● Exercise aim
Without including any images, reproduce each entry exactly.

(Figure contents as structured data)
-- Begin --
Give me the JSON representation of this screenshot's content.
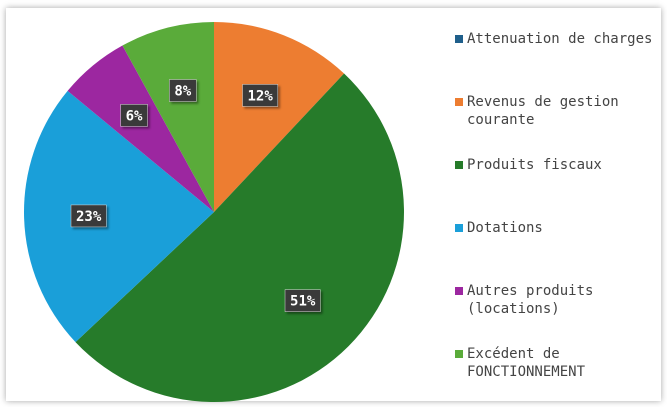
{
  "chart_data": {
    "type": "pie",
    "categories": [
      "Attenuation de charges",
      "Revenus de gestion courante",
      "Produits fiscaux",
      "Dotations",
      "Autres produits (locations)",
      "Excédent de FONCTIONNEMENT"
    ],
    "values": [
      0,
      12,
      51,
      23,
      6,
      8
    ],
    "value_labels": [
      null,
      "12%",
      "51%",
      "23%",
      "6%",
      "8%"
    ],
    "colors": [
      "#1f5f8b",
      "#ed7d31",
      "#267b2a",
      "#1a9fd9",
      "#9c27a0",
      "#5aab3a"
    ],
    "legend": "right"
  }
}
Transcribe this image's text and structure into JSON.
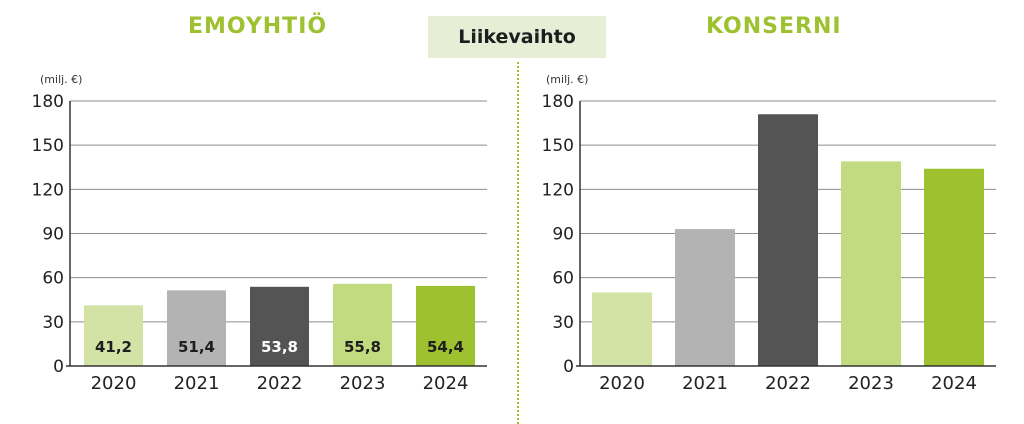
{
  "header": {
    "center_label": "Liikevaihto"
  },
  "colors": {
    "accent": "#9dc12f",
    "badge_bg": "#e6eed6",
    "grid": "#8c8c8c"
  },
  "chart_data": [
    {
      "type": "bar",
      "title": "EMOYHTIÖ",
      "unit_label": "(milj. €)",
      "categories": [
        "2020",
        "2021",
        "2022",
        "2023",
        "2024"
      ],
      "values": [
        41.2,
        51.4,
        53.8,
        55.8,
        54.4
      ],
      "data_labels": [
        "41,2",
        "51,4",
        "53,8",
        "55,8",
        "54,4"
      ],
      "bar_colors": [
        "#d3e3a6",
        "#b3b3b3",
        "#545454",
        "#c2da80",
        "#9dc12f"
      ],
      "label_colors": [
        "#1e1e1e",
        "#1e1e1e",
        "#ffffff",
        "#1e1e1e",
        "#1e1e1e"
      ],
      "ylim": [
        0,
        180
      ],
      "yticks": [
        0,
        30,
        60,
        90,
        120,
        150,
        180
      ],
      "grid": true
    },
    {
      "type": "bar",
      "title": "KONSERNI",
      "unit_label": "(milj. €)",
      "categories": [
        "2020",
        "2021",
        "2022",
        "2023",
        "2024"
      ],
      "values": [
        50,
        93,
        171,
        139,
        134
      ],
      "bar_colors": [
        "#d3e3a6",
        "#b3b3b3",
        "#545454",
        "#c2da80",
        "#9dc12f"
      ],
      "ylim": [
        0,
        180
      ],
      "yticks": [
        0,
        30,
        60,
        90,
        120,
        150,
        180
      ],
      "grid": true
    }
  ]
}
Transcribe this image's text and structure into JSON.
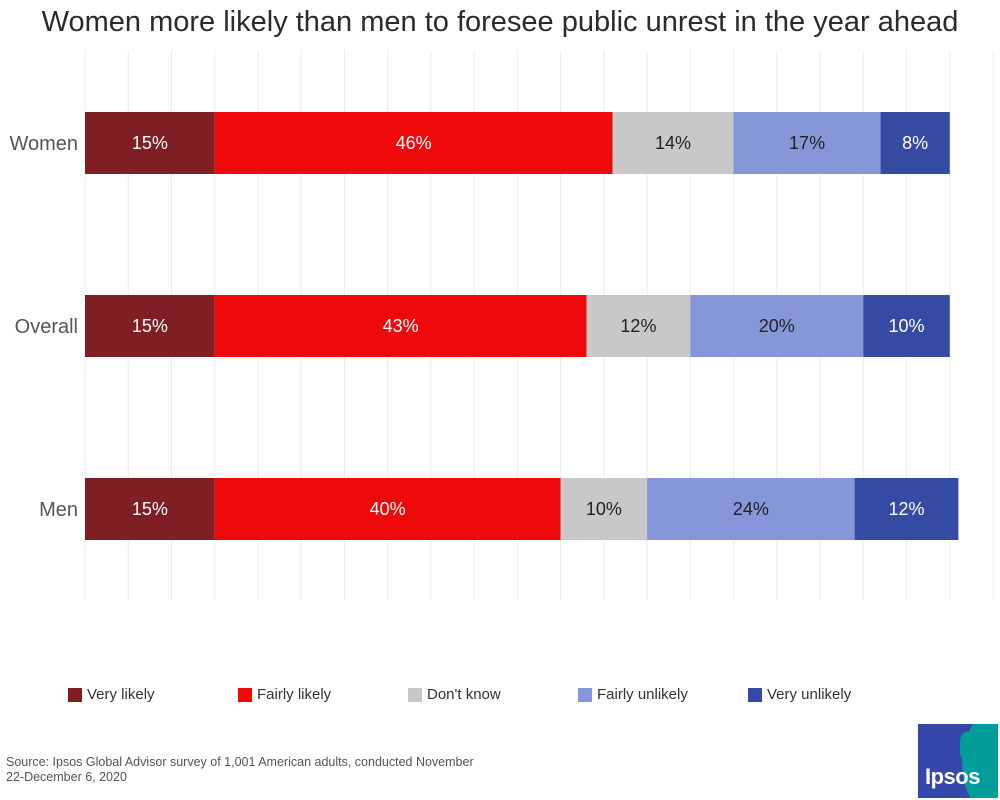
{
  "chart_data": {
    "type": "bar",
    "orientation": "horizontal",
    "stacked": true,
    "title": "Women more likely than men to foresee public unrest in the year ahead",
    "categories": [
      "Women",
      "Overall",
      "Men"
    ],
    "series": [
      {
        "name": "Very likely",
        "color": "#7f1e23",
        "label_color": "#ffffff",
        "values": [
          15,
          15,
          15
        ],
        "labels": [
          "15%",
          "15%",
          "15%"
        ]
      },
      {
        "name": "Fairly likely",
        "color": "#ee0a0a",
        "label_color": "#ffffff",
        "values": [
          46,
          43,
          40
        ],
        "labels": [
          "46%",
          "43%",
          "40%"
        ]
      },
      {
        "name": "Don't know",
        "color": "#c8c8c8",
        "label_color": "#222222",
        "values": [
          14,
          12,
          10
        ],
        "labels": [
          "14%",
          "12%",
          "10%"
        ]
      },
      {
        "name": "Fairly unlikely",
        "color": "#8596d9",
        "label_color": "#222222",
        "values": [
          17,
          20,
          24
        ],
        "labels": [
          "17%",
          "20%",
          "24%"
        ]
      },
      {
        "name": "Very unlikely",
        "color": "#344aa3",
        "label_color": "#ffffff",
        "values": [
          8,
          10,
          12
        ],
        "labels": [
          "8%",
          "10%",
          "12%"
        ]
      }
    ],
    "xlim": [
      0,
      105
    ],
    "grid": true,
    "legend_position": "bottom"
  },
  "source": {
    "line1": "Source: Ipsos Global Advisor survey of 1,001 American adults, conducted November",
    "line2": "22-December 6, 2020"
  },
  "logo": {
    "text": "Ipsos"
  }
}
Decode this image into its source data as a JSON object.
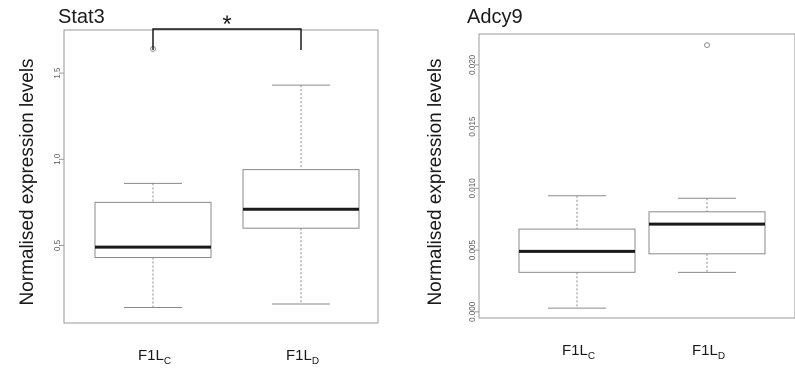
{
  "chart_data": [
    {
      "type": "box",
      "title": "Stat3",
      "ylabel": "Normalised expression levels",
      "ylim": [
        0.05,
        1.75
      ],
      "yticks": [
        "0.5",
        "1.0",
        "1.5"
      ],
      "yticks_values": [
        0.5,
        1.0,
        1.5
      ],
      "categories": [
        {
          "main": "F1L",
          "sub": "C"
        },
        {
          "main": "F1L",
          "sub": "D"
        }
      ],
      "boxes": [
        {
          "whisker_low": 0.14,
          "q1": 0.43,
          "median": 0.49,
          "q3": 0.75,
          "whisker_high": 0.86,
          "outliers": [
            1.64
          ]
        },
        {
          "whisker_low": 0.16,
          "q1": 0.6,
          "median": 0.71,
          "q3": 0.94,
          "whisker_high": 1.43,
          "outliers": []
        }
      ],
      "significance": {
        "between": [
          0,
          1
        ],
        "label": "*"
      }
    },
    {
      "type": "box",
      "title": "Adcy9",
      "ylabel": "Normalised expression levels",
      "ylim": [
        -0.0005,
        0.0225
      ],
      "yticks": [
        "0.000",
        "0.005",
        "0.010",
        "0.015",
        "0.020"
      ],
      "yticks_values": [
        0.0,
        0.005,
        0.01,
        0.015,
        0.02
      ],
      "categories": [
        {
          "main": "F1L",
          "sub": "C"
        },
        {
          "main": "F1L",
          "sub": "D"
        }
      ],
      "boxes": [
        {
          "whisker_low": 0.0003,
          "q1": 0.0032,
          "median": 0.0049,
          "q3": 0.0067,
          "whisker_high": 0.0094,
          "outliers": []
        },
        {
          "whisker_low": 0.0032,
          "q1": 0.0047,
          "median": 0.0071,
          "q3": 0.0081,
          "whisker_high": 0.0092,
          "outliers": [
            0.0216
          ]
        }
      ]
    }
  ]
}
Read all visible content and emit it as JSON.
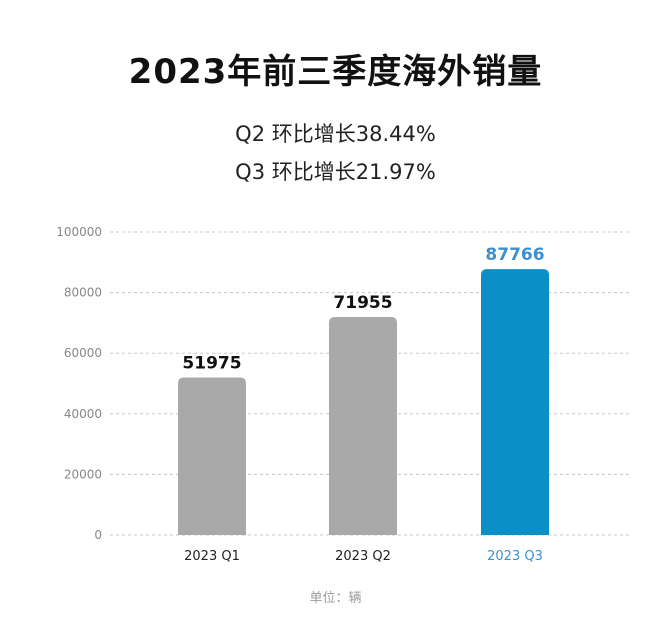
{
  "chart_data": {
    "type": "bar",
    "title": "2023年前三季度海外销量",
    "subtitle_lines": [
      "Q2 环比增长38.44%",
      "Q3 环比增长21.97%"
    ],
    "categories": [
      "2023 Q1",
      "2023 Q2",
      "2023 Q3"
    ],
    "values": [
      51975,
      71955,
      87766
    ],
    "value_labels": [
      "51975",
      "71955",
      "87766"
    ],
    "yticks": [
      "0",
      "20000",
      "40000",
      "60000",
      "80000",
      "100000"
    ],
    "ylim": [
      0,
      100000
    ],
    "grid": true,
    "unit_note": "单位：辆",
    "colors": {
      "default_bar": "#a9a9a9",
      "highlight_bar": "#0a8fc6",
      "highlight_label": "#3c8fd1",
      "grid": "#c8c8c8"
    },
    "highlight_index": 2
  }
}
-- End --
● Output for this exercise
Give me the JSON representation of this screenshot's content.
{
  "chart_data": {
    "type": "pie",
    "categories": [
      "Attenuation de charges",
      "Revenus de gestion courante",
      "Produits fiscaux",
      "Dotations",
      "Autres produits (locations)",
      "Excédent de FONCTIONNEMENT"
    ],
    "values": [
      0,
      12,
      51,
      23,
      6,
      8
    ],
    "value_labels": [
      null,
      "12%",
      "51%",
      "23%",
      "6%",
      "8%"
    ],
    "colors": [
      "#1f5f8b",
      "#ed7d31",
      "#267b2a",
      "#1a9fd9",
      "#9c27a0",
      "#5aab3a"
    ],
    "legend": "right"
  }
}
Transcribe this image's text and structure into JSON.
{
  "header": {
    "center_label": "Liikevaihto"
  },
  "colors": {
    "accent": "#9dc12f",
    "badge_bg": "#e6eed6",
    "grid": "#8c8c8c"
  },
  "chart_data": [
    {
      "type": "bar",
      "title": "EMOYHTIÖ",
      "unit_label": "(milj. €)",
      "categories": [
        "2020",
        "2021",
        "2022",
        "2023",
        "2024"
      ],
      "values": [
        41.2,
        51.4,
        53.8,
        55.8,
        54.4
      ],
      "data_labels": [
        "41,2",
        "51,4",
        "53,8",
        "55,8",
        "54,4"
      ],
      "bar_colors": [
        "#d3e3a6",
        "#b3b3b3",
        "#545454",
        "#c2da80",
        "#9dc12f"
      ],
      "label_colors": [
        "#1e1e1e",
        "#1e1e1e",
        "#ffffff",
        "#1e1e1e",
        "#1e1e1e"
      ],
      "ylim": [
        0,
        180
      ],
      "yticks": [
        0,
        30,
        60,
        90,
        120,
        150,
        180
      ],
      "grid": true
    },
    {
      "type": "bar",
      "title": "KONSERNI",
      "unit_label": "(milj. €)",
      "categories": [
        "2020",
        "2021",
        "2022",
        "2023",
        "2024"
      ],
      "values": [
        50,
        93,
        171,
        139,
        134
      ],
      "bar_colors": [
        "#d3e3a6",
        "#b3b3b3",
        "#545454",
        "#c2da80",
        "#9dc12f"
      ],
      "ylim": [
        0,
        180
      ],
      "yticks": [
        0,
        30,
        60,
        90,
        120,
        150,
        180
      ],
      "grid": true
    }
  ]
}
Transcribe this image's text and structure into JSON.
{
  "chart_data": {
    "type": "bar",
    "orientation": "horizontal",
    "stacked": true,
    "title": "Women more likely than men to foresee public unrest in the year ahead",
    "categories": [
      "Women",
      "Overall",
      "Men"
    ],
    "series": [
      {
        "name": "Very likely",
        "color": "#7f1e23",
        "label_color": "#ffffff",
        "values": [
          15,
          15,
          15
        ],
        "labels": [
          "15%",
          "15%",
          "15%"
        ]
      },
      {
        "name": "Fairly likely",
        "color": "#ee0a0a",
        "label_color": "#ffffff",
        "values": [
          46,
          43,
          40
        ],
        "labels": [
          "46%",
          "43%",
          "40%"
        ]
      },
      {
        "name": "Don't know",
        "color": "#c8c8c8",
        "label_color": "#222222",
        "values": [
          14,
          12,
          10
        ],
        "labels": [
          "14%",
          "12%",
          "10%"
        ]
      },
      {
        "name": "Fairly unlikely",
        "color": "#8596d9",
        "label_color": "#222222",
        "values": [
          17,
          20,
          24
        ],
        "labels": [
          "17%",
          "20%",
          "24%"
        ]
      },
      {
        "name": "Very unlikely",
        "color": "#344aa3",
        "label_color": "#ffffff",
        "values": [
          8,
          10,
          12
        ],
        "labels": [
          "8%",
          "10%",
          "12%"
        ]
      }
    ],
    "xlim": [
      0,
      105
    ],
    "grid": true,
    "legend_position": "bottom"
  },
  "source": {
    "line1": "Source: Ipsos Global Advisor survey of 1,001 American adults, conducted November",
    "line2": "22-December 6, 2020"
  },
  "logo": {
    "text": "Ipsos"
  }
}
Decode this image into its source data as a JSON object.
{
  "chart_data": [
    {
      "type": "box",
      "title": "Stat3",
      "ylabel": "Normalised expression levels",
      "ylim": [
        0.05,
        1.75
      ],
      "yticks": [
        "0.5",
        "1.0",
        "1.5"
      ],
      "yticks_values": [
        0.5,
        1.0,
        1.5
      ],
      "categories": [
        {
          "main": "F1L",
          "sub": "C"
        },
        {
          "main": "F1L",
          "sub": "D"
        }
      ],
      "boxes": [
        {
          "whisker_low": 0.14,
          "q1": 0.43,
          "median": 0.49,
          "q3": 0.75,
          "whisker_high": 0.86,
          "outliers": [
            1.64
          ]
        },
        {
          "whisker_low": 0.16,
          "q1": 0.6,
          "median": 0.71,
          "q3": 0.94,
          "whisker_high": 1.43,
          "outliers": []
        }
      ],
      "significance": {
        "between": [
          0,
          1
        ],
        "label": "*"
      }
    },
    {
      "type": "box",
      "title": "Adcy9",
      "ylabel": "Normalised expression levels",
      "ylim": [
        -0.0005,
        0.0225
      ],
      "yticks": [
        "0.000",
        "0.005",
        "0.010",
        "0.015",
        "0.020"
      ],
      "yticks_values": [
        0.0,
        0.005,
        0.01,
        0.015,
        0.02
      ],
      "categories": [
        {
          "main": "F1L",
          "sub": "C"
        },
        {
          "main": "F1L",
          "sub": "D"
        }
      ],
      "boxes": [
        {
          "whisker_low": 0.0003,
          "q1": 0.0032,
          "median": 0.0049,
          "q3": 0.0067,
          "whisker_high": 0.0094,
          "outliers": []
        },
        {
          "whisker_low": 0.0032,
          "q1": 0.0047,
          "median": 0.0071,
          "q3": 0.0081,
          "whisker_high": 0.0092,
          "outliers": [
            0.0216
          ]
        }
      ]
    }
  ]
}
Read all visible content and emit it as JSON.
{
  "chart_data": {
    "type": "bar",
    "title": "2023年前三季度海外销量",
    "subtitle_lines": [
      "Q2 环比增长38.44%",
      "Q3 环比增长21.97%"
    ],
    "categories": [
      "2023 Q1",
      "2023 Q2",
      "2023 Q3"
    ],
    "values": [
      51975,
      71955,
      87766
    ],
    "value_labels": [
      "51975",
      "71955",
      "87766"
    ],
    "yticks": [
      "0",
      "20000",
      "40000",
      "60000",
      "80000",
      "100000"
    ],
    "ylim": [
      0,
      100000
    ],
    "grid": true,
    "unit_note": "单位：辆",
    "colors": {
      "default_bar": "#a9a9a9",
      "highlight_bar": "#0a8fc6",
      "highlight_label": "#3c8fd1",
      "grid": "#c8c8c8"
    },
    "highlight_index": 2
  }
}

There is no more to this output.